▸ WHAT IS BEING ASKED
Records follow. Select each line holding "this".

▸ RAW DATA
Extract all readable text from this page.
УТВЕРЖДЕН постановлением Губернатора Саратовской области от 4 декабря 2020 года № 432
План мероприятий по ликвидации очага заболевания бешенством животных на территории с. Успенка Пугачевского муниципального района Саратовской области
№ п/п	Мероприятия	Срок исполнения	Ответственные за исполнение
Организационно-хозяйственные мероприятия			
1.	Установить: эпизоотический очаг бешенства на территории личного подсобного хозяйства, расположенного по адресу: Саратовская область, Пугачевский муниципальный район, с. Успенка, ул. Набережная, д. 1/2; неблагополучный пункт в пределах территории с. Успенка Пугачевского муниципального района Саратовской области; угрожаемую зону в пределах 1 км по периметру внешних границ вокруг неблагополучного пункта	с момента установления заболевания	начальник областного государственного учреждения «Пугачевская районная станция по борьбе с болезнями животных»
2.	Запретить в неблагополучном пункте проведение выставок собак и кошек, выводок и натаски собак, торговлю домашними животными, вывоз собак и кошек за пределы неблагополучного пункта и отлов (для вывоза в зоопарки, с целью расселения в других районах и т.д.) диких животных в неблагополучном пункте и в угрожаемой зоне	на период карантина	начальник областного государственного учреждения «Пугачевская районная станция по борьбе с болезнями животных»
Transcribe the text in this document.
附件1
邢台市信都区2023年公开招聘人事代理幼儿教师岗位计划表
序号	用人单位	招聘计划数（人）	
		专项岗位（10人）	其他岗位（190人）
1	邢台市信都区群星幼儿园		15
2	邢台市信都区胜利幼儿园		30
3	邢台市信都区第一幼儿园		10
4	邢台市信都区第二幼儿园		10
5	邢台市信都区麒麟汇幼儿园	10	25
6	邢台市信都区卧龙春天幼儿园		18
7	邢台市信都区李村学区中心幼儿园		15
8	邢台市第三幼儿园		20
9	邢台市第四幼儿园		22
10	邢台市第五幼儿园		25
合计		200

▸ ANSWER IN FULL
Extract all readable text from this page.
Transcribe the text in this document.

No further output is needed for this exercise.